* [PROBLEM DETAILS] Search the material for the word "counts" and copy each line that holds it.

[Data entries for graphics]
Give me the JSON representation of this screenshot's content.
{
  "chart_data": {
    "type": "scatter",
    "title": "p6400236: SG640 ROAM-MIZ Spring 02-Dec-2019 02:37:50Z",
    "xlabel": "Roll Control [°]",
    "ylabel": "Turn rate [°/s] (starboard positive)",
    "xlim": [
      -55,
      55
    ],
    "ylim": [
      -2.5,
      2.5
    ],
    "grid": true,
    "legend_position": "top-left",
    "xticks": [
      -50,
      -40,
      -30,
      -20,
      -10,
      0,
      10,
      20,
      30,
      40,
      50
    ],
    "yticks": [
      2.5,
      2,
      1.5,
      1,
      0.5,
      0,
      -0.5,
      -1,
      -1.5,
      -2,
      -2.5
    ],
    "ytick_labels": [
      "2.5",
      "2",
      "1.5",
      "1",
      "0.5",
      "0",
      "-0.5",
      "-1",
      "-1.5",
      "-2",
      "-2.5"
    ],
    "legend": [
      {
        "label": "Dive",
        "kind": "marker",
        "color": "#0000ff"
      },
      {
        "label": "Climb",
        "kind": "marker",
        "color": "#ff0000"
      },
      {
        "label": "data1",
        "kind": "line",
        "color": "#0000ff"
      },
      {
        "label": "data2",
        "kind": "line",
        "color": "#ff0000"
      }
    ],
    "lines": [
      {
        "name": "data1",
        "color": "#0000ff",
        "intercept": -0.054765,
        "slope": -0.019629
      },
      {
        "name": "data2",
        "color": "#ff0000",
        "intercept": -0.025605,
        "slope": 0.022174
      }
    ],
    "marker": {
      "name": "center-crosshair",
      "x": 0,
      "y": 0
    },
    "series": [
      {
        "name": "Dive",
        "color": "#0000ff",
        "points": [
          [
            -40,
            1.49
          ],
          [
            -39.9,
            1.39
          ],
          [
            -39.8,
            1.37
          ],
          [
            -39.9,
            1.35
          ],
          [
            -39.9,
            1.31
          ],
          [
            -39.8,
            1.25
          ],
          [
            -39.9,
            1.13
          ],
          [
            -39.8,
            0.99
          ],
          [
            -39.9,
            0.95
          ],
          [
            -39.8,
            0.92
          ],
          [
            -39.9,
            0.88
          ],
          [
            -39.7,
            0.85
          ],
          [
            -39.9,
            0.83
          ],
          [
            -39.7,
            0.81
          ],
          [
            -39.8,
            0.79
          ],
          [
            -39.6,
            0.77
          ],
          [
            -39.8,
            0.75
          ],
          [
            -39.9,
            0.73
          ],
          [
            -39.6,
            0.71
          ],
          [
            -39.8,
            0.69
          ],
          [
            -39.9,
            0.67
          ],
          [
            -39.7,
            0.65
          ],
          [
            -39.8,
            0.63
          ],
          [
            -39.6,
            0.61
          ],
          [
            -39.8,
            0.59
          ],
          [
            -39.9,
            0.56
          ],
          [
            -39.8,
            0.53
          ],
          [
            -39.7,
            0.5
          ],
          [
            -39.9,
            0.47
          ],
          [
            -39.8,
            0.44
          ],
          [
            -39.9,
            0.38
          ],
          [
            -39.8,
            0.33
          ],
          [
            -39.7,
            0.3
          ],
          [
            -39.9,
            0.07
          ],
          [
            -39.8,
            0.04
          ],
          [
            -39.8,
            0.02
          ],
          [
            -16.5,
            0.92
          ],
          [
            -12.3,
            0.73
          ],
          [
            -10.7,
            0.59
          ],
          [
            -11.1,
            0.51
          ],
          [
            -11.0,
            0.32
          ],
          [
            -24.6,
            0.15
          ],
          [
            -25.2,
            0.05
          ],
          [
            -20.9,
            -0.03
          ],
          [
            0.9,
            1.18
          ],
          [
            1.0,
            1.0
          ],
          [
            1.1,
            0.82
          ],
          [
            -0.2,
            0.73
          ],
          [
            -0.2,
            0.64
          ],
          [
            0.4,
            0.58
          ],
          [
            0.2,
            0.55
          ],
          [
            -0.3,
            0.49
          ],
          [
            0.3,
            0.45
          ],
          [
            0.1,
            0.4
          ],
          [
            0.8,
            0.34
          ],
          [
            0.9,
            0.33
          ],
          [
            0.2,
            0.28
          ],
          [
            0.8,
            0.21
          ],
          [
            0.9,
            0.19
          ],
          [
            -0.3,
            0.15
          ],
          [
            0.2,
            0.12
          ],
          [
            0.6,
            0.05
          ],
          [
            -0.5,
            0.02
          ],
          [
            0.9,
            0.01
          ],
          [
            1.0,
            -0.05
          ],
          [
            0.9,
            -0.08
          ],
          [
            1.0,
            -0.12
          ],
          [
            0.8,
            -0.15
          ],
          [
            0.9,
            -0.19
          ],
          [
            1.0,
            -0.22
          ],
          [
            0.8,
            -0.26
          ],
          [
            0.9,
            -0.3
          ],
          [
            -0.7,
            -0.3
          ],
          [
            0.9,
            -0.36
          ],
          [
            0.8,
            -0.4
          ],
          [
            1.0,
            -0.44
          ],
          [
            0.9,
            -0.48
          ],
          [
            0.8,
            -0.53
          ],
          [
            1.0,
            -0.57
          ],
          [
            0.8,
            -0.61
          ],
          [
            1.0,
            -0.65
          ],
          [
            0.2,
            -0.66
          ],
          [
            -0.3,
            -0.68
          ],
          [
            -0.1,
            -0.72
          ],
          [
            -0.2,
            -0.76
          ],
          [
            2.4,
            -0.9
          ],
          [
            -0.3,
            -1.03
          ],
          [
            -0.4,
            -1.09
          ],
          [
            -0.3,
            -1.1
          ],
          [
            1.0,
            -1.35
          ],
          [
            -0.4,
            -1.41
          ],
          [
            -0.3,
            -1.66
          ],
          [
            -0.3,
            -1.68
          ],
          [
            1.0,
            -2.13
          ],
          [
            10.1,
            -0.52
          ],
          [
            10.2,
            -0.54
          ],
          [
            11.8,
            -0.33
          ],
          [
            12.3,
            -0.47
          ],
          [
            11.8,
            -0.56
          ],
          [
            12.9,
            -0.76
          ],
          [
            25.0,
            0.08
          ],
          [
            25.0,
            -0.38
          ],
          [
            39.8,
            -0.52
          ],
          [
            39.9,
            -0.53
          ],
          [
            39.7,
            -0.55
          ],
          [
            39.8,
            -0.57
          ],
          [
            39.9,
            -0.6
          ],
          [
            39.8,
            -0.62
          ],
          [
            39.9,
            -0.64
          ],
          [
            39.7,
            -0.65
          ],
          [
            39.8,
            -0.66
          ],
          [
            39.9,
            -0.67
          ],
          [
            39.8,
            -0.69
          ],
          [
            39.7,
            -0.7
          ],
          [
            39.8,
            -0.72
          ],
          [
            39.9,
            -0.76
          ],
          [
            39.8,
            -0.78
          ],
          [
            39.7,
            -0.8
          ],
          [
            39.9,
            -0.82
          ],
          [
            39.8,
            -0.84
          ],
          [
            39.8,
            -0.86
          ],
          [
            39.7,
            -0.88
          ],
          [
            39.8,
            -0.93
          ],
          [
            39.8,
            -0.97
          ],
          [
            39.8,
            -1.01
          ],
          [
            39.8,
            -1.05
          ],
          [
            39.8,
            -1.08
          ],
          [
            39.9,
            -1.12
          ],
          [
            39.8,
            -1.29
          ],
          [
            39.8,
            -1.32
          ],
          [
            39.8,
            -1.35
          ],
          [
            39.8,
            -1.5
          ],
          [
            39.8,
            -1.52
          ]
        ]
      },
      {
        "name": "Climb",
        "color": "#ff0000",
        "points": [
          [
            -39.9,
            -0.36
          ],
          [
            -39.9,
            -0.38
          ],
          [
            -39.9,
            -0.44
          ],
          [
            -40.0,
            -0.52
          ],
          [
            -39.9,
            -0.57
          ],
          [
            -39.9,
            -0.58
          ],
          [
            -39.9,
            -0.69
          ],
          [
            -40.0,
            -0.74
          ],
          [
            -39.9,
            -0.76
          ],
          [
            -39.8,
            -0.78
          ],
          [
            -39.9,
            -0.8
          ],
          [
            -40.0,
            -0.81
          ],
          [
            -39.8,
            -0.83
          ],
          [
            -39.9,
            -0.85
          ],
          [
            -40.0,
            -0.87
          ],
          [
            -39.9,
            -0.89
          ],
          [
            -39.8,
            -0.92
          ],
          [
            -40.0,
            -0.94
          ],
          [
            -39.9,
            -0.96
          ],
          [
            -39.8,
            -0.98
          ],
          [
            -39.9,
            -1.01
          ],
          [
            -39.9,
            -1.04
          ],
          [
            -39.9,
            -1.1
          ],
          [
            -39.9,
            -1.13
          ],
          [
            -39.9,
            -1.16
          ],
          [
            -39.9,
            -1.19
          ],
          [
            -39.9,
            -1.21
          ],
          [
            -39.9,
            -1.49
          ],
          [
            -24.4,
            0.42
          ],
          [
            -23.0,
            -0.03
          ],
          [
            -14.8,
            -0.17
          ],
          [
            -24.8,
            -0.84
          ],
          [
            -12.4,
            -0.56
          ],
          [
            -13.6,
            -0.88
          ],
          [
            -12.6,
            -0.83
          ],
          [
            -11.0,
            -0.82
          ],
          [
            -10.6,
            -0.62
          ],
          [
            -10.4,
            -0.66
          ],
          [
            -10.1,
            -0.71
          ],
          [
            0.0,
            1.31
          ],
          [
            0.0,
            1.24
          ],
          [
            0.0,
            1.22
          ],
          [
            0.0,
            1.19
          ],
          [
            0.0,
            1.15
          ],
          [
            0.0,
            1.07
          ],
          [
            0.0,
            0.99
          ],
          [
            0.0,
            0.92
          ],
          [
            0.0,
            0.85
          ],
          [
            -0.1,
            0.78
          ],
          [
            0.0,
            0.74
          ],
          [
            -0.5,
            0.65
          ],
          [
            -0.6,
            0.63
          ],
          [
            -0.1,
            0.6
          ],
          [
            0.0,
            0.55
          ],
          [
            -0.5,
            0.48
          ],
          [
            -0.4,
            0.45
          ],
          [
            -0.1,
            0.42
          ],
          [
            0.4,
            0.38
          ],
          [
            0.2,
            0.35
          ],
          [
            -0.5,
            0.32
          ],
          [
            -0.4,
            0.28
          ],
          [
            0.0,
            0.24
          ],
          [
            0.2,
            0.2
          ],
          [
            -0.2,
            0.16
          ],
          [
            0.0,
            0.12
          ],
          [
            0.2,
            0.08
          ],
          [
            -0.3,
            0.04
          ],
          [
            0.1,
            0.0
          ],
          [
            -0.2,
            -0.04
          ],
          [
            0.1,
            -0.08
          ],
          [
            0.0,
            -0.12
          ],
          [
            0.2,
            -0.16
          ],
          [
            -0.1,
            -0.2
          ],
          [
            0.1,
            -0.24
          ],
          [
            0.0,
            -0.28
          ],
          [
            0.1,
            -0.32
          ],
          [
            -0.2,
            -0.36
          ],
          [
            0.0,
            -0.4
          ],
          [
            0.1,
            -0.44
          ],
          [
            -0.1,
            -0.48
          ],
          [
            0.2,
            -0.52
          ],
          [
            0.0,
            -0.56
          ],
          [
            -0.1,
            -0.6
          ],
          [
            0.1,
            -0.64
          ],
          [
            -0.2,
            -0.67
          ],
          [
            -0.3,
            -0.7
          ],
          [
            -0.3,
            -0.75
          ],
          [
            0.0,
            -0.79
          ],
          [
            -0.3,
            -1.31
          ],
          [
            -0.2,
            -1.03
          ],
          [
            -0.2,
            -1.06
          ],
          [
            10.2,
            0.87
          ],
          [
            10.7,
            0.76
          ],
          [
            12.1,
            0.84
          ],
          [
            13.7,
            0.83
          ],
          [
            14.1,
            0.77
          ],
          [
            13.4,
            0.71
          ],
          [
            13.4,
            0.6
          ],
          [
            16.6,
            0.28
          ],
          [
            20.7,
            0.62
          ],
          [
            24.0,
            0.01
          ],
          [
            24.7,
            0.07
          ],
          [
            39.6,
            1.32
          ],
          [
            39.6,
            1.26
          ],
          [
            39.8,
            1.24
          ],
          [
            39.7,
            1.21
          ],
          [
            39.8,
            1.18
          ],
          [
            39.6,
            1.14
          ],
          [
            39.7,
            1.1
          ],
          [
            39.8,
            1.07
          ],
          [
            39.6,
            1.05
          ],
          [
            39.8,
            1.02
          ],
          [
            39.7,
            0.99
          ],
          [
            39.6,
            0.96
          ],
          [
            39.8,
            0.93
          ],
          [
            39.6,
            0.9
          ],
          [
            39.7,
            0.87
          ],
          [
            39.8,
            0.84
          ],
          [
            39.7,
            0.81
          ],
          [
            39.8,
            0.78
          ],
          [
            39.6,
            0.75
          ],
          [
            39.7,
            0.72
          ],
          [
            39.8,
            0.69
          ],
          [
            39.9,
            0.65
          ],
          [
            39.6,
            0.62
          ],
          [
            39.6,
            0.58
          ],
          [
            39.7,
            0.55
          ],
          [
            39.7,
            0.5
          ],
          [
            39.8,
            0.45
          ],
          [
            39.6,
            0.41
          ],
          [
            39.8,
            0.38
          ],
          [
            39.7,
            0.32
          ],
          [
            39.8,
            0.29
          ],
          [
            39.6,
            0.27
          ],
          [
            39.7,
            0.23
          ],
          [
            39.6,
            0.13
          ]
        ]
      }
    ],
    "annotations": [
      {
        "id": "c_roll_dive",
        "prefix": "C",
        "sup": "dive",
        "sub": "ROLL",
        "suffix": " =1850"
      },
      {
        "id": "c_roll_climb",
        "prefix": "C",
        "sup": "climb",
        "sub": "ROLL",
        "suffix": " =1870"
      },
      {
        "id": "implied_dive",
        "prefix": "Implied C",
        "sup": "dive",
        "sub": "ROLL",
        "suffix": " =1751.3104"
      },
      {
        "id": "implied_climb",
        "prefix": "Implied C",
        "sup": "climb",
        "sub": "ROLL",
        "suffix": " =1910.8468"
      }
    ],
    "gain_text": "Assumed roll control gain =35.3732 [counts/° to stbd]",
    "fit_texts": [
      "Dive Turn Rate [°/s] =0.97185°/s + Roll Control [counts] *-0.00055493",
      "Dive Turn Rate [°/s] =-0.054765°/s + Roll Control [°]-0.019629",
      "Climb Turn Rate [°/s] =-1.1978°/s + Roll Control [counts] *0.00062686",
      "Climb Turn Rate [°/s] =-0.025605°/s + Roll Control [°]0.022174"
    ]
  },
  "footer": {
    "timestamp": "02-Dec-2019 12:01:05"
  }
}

* [RESPONSE]
    "gain_text": "Assumed roll control gain =35.3732 [counts/° to stbd]",
      "Dive Turn Rate [°/s] =0.97185°/s + Roll Control [counts] *-0.00055493",
      "Climb Turn Rate [°/s] =-1.1978°/s + Roll Control [counts] *0.00062686",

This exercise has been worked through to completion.